§ **Task statement**: Copy each line of the records that contains the word "Dabar".

§ **Exercise materials**:

·····

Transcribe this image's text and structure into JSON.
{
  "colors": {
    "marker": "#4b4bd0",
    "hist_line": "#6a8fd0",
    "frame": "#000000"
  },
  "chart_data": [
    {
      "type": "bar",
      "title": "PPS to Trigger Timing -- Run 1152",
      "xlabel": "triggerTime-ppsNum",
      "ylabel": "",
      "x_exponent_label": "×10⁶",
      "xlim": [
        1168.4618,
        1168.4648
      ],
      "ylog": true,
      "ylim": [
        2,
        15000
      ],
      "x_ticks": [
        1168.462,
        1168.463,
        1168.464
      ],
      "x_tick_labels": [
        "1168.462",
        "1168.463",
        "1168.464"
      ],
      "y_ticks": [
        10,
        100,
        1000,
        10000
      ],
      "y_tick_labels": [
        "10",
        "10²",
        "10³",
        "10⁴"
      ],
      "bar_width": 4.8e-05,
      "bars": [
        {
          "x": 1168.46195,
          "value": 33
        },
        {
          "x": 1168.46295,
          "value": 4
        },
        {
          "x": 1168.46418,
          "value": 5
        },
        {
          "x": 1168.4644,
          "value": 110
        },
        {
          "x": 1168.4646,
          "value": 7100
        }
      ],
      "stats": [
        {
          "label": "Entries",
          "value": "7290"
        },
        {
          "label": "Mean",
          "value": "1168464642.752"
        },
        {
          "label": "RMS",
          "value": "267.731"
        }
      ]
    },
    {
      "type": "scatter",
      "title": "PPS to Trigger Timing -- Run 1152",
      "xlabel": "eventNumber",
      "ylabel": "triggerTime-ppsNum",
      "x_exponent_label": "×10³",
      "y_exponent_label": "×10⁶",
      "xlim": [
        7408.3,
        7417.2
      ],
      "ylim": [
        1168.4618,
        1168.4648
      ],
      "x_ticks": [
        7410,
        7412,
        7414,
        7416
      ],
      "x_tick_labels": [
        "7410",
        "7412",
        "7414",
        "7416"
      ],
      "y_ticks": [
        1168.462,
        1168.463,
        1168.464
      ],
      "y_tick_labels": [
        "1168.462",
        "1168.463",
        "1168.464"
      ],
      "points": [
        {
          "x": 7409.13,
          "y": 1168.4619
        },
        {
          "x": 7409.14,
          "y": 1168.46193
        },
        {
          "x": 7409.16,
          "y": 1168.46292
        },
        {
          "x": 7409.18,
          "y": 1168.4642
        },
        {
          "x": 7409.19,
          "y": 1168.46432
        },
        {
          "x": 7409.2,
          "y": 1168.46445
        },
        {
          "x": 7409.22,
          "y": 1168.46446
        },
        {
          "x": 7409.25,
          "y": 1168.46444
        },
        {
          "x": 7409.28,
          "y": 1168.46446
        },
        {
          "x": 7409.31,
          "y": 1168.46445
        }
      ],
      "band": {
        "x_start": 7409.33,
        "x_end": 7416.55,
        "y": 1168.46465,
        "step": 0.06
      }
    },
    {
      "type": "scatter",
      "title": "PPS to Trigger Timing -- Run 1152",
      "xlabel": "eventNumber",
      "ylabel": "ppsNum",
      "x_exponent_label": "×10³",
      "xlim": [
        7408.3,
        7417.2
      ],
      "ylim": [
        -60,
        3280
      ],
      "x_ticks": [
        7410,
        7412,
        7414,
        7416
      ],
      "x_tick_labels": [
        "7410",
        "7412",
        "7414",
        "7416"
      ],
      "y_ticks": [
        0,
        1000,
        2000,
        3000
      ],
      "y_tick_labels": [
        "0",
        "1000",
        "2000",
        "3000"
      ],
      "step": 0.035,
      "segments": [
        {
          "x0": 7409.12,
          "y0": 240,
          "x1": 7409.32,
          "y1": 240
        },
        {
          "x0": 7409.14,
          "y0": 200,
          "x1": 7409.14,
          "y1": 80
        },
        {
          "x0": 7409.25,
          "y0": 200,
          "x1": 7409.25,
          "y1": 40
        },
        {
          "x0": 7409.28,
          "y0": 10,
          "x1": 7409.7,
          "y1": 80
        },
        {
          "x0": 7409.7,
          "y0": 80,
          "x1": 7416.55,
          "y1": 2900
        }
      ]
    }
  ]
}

·····

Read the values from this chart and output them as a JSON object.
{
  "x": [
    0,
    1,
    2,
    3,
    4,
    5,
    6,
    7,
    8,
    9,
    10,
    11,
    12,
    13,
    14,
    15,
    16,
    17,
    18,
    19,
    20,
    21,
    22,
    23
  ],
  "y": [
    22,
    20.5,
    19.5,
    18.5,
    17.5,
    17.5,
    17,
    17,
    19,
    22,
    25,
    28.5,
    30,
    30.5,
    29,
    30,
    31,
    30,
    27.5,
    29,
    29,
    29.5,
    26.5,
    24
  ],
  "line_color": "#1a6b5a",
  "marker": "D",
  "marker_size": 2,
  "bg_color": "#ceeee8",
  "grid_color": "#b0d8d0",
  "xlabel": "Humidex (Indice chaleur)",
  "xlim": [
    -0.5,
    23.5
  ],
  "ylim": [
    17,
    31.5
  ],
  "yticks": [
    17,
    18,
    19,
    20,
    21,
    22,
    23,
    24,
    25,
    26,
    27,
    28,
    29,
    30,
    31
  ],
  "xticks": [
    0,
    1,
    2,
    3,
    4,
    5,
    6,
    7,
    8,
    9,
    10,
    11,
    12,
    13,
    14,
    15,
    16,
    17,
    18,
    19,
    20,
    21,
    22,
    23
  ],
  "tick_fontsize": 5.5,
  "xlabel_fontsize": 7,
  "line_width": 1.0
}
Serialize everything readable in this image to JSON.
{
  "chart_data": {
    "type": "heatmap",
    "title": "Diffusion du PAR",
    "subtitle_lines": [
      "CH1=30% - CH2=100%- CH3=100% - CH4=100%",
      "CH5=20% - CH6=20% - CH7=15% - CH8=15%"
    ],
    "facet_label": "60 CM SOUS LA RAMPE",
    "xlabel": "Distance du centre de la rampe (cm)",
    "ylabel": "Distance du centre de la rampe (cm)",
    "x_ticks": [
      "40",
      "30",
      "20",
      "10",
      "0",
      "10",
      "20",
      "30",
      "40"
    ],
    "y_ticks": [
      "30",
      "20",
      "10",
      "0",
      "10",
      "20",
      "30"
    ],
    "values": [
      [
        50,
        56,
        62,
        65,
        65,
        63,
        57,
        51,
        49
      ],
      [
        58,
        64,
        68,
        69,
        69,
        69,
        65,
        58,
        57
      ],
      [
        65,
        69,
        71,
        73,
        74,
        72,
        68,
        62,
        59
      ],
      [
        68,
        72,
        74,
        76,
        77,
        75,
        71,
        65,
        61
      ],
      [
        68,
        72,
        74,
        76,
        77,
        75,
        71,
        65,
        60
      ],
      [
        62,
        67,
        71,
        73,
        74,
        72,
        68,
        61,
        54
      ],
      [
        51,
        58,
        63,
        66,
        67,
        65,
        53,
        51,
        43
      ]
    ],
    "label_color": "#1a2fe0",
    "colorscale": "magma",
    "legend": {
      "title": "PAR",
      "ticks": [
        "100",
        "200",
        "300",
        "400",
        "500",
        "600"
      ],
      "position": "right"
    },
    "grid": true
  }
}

·····

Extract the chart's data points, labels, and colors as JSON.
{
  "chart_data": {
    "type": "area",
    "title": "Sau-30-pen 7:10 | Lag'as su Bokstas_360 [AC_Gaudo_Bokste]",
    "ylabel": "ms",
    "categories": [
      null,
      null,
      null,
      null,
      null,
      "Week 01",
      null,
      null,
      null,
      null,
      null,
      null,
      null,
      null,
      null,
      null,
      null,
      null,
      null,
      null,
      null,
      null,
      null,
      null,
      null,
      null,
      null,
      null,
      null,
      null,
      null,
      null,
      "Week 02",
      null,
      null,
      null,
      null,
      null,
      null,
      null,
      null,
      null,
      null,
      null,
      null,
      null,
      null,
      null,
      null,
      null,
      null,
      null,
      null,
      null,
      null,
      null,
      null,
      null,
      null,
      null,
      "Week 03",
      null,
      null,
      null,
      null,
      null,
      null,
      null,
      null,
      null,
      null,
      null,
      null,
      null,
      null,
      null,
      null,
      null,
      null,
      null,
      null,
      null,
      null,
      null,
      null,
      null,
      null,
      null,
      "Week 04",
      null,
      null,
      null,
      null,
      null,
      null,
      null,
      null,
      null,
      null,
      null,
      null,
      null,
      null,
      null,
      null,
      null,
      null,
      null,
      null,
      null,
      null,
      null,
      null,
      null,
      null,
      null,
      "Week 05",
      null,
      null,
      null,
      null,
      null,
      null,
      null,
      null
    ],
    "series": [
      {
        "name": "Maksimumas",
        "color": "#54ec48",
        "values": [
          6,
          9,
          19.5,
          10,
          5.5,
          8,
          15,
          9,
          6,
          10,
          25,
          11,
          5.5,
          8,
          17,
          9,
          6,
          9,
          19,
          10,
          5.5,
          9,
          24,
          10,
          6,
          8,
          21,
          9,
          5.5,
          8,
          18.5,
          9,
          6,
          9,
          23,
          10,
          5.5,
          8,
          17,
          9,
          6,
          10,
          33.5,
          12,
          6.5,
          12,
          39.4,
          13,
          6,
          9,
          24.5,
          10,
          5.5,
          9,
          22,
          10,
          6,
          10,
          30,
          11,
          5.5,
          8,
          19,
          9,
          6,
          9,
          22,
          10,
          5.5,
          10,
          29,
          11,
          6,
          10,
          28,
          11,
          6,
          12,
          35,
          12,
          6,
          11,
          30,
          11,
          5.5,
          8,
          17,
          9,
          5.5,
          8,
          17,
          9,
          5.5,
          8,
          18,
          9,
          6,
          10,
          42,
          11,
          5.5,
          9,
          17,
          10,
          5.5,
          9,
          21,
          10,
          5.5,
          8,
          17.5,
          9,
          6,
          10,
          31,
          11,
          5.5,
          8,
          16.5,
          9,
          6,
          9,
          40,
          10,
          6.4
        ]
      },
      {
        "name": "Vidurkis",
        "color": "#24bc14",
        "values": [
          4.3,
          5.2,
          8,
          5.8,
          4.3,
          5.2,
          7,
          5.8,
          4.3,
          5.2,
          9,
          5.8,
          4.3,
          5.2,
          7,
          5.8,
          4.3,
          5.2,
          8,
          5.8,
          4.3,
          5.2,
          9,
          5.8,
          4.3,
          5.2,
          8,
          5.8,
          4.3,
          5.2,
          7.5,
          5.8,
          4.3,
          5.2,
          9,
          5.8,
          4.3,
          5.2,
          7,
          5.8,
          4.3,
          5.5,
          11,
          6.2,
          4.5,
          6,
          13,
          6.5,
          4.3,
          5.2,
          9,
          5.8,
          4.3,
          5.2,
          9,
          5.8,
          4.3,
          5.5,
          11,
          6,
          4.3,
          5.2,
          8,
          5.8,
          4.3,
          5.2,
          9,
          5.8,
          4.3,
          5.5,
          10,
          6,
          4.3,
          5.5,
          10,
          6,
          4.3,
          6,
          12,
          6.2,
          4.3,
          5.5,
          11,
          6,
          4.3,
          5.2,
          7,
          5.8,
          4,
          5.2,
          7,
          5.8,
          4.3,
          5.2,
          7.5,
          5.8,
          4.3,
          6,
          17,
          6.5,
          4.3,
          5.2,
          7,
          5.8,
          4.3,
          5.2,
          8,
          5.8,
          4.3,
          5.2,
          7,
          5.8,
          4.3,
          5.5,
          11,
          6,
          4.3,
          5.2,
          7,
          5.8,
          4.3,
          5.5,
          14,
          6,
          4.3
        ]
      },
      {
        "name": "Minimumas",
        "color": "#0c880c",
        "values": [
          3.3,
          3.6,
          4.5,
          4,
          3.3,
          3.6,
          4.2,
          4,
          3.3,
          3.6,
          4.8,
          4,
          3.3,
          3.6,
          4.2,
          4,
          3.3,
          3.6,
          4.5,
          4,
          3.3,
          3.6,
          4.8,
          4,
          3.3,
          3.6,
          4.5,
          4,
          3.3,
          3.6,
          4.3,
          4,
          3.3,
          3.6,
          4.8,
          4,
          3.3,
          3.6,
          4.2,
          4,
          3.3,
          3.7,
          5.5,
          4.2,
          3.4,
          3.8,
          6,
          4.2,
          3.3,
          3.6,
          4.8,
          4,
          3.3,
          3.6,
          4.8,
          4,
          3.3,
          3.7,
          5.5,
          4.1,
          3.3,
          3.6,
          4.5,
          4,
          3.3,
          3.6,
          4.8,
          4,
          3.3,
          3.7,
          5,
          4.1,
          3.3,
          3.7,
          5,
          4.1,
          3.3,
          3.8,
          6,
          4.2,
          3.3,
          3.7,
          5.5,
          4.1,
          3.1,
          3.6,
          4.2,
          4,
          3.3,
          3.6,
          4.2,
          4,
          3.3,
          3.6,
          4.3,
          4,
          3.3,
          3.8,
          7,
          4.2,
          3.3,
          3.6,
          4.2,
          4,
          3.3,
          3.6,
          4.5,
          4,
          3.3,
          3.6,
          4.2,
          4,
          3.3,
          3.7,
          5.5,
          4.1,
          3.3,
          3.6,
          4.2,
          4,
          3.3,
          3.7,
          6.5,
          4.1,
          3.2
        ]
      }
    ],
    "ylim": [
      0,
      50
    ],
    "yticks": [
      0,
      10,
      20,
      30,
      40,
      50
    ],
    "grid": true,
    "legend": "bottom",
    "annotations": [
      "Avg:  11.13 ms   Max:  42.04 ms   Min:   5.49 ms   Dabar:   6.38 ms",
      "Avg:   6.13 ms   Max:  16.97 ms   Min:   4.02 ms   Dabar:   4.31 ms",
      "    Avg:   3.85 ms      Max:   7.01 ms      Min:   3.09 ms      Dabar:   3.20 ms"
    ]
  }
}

·····

§ **Answer for the task**:
      "Avg:  11.13 ms   Max:  42.04 ms   Min:   5.49 ms   Dabar:   6.38 ms",
      "Avg:   6.13 ms   Max:  16.97 ms   Min:   4.02 ms   Dabar:   4.31 ms",
      "    Avg:   3.85 ms      Max:   7.01 ms      Min:   3.09 ms      Dabar:   3.20 ms"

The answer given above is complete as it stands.